Write each line out again exactly as written.

##### RECORD EXCERPTS

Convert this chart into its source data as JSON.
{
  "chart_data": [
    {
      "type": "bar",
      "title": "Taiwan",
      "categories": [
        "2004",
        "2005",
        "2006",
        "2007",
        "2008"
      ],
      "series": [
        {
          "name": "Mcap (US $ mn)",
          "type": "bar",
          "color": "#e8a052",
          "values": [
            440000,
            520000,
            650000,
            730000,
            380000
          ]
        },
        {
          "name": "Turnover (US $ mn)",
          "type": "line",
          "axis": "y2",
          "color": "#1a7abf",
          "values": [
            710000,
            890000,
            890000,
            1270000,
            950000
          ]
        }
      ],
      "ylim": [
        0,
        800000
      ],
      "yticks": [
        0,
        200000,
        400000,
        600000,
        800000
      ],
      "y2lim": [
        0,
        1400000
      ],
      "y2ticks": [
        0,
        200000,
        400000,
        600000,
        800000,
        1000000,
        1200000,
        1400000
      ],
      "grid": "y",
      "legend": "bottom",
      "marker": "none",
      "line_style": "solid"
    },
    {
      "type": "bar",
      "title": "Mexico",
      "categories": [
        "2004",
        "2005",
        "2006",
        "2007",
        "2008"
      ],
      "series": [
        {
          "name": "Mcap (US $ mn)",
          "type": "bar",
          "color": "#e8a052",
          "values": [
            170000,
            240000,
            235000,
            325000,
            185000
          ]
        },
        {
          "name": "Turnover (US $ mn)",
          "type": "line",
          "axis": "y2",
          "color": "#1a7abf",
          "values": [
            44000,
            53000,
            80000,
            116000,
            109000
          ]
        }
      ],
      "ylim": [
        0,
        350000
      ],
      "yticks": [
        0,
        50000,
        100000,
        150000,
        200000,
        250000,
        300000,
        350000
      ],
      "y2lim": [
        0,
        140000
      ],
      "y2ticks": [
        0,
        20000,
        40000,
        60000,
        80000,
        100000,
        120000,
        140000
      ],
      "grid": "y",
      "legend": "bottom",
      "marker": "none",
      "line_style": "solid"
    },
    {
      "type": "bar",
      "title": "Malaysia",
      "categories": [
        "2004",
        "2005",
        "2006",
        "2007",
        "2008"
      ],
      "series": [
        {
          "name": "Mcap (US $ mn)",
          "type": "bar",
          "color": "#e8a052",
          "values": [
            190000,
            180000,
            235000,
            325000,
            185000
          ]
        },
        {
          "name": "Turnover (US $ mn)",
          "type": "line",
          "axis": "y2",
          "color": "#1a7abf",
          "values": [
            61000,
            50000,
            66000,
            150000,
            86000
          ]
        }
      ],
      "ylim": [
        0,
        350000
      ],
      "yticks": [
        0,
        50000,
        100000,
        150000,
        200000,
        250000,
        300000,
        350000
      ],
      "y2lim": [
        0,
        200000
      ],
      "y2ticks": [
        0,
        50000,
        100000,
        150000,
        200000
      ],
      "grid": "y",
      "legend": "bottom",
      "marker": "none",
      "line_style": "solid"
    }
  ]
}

##########

_THE ANSWER_
Convert this chart into its source data as JSON.
{
  "chart_data": [
    {
      "type": "bar",
      "title": "Taiwan",
      "categories": [
        "2004",
        "2005",
        "2006",
        "2007",
        "2008"
      ],
      "series": [
        {
          "name": "Mcap (US $ mn)",
          "type": "bar",
          "color": "#e8a052",
          "values": [
            440000,
            520000,
            650000,
            730000,
            380000
          ]
        },
        {
          "name": "Turnover (US $ mn)",
          "type": "line",
          "axis": "y2",
          "color": "#1a7abf",
          "values": [
            710000,
            890000,
            890000,
            1270000,
            950000
          ]
        }
      ],
      "ylim": [
        0,
        800000
      ],
      "yticks": [
        0,
        200000,
        400000,
        600000,
        800000
      ],
      "y2lim": [
        0,
        1400000
      ],
      "y2ticks": [
        0,
        200000,
        400000,
        600000,
        800000,
        1000000,
        1200000,
        1400000
      ],
      "grid": "y",
      "legend": "bottom",
      "marker": "none",
      "line_style": "solid"
    },
    {
      "type": "bar",
      "title": "Mexico",
      "categories": [
        "2004",
        "2005",
        "2006",
        "2007",
        "2008"
      ],
      "series": [
        {
          "name": "Mcap (US $ mn)",
          "type": "bar",
          "color": "#e8a052",
          "values": [
            170000,
            240000,
            235000,
            325000,
            185000
          ]
        },
        {
          "name": "Turnover (US $ mn)",
          "type": "line",
          "axis": "y2",
          "color": "#1a7abf",
          "values": [
            44000,
            53000,
            80000,
            116000,
            109000
          ]
        }
      ],
      "ylim": [
        0,
        350000
      ],
      "yticks": [
        0,
        50000,
        100000,
        150000,
        200000,
        250000,
        300000,
        350000
      ],
      "y2lim": [
        0,
        140000
      ],
      "y2ticks": [
        0,
        20000,
        40000,
        60000,
        80000,
        100000,
        120000,
        140000
      ],
      "grid": "y",
      "legend": "bottom",
      "marker": "none",
      "line_style": "solid"
    },
    {
      "type": "bar",
      "title": "Malaysia",
      "categories": [
        "2004",
        "2005",
        "2006",
        "2007",
        "2008"
      ],
      "series": [
        {
          "name": "Mcap (US $ mn)",
          "type": "bar",
          "color": "#e8a052",
          "values": [
            190000,
            180000,
            235000,
            325000,
            185000
          ]
        },
        {
          "name": "Turnover (US $ mn)",
          "type": "line",
          "axis": "y2",
          "color": "#1a7abf",
          "values": [
            61000,
            50000,
            66000,
            150000,
            86000
          ]
        }
      ],
      "ylim": [
        0,
        350000
      ],
      "yticks": [
        0,
        50000,
        100000,
        150000,
        200000,
        250000,
        300000,
        350000
      ],
      "y2lim": [
        0,
        200000
      ],
      "y2ticks": [
        0,
        50000,
        100000,
        150000,
        200000
      ],
      "grid": "y",
      "legend": "bottom",
      "marker": "none",
      "line_style": "solid"
    }
  ]
}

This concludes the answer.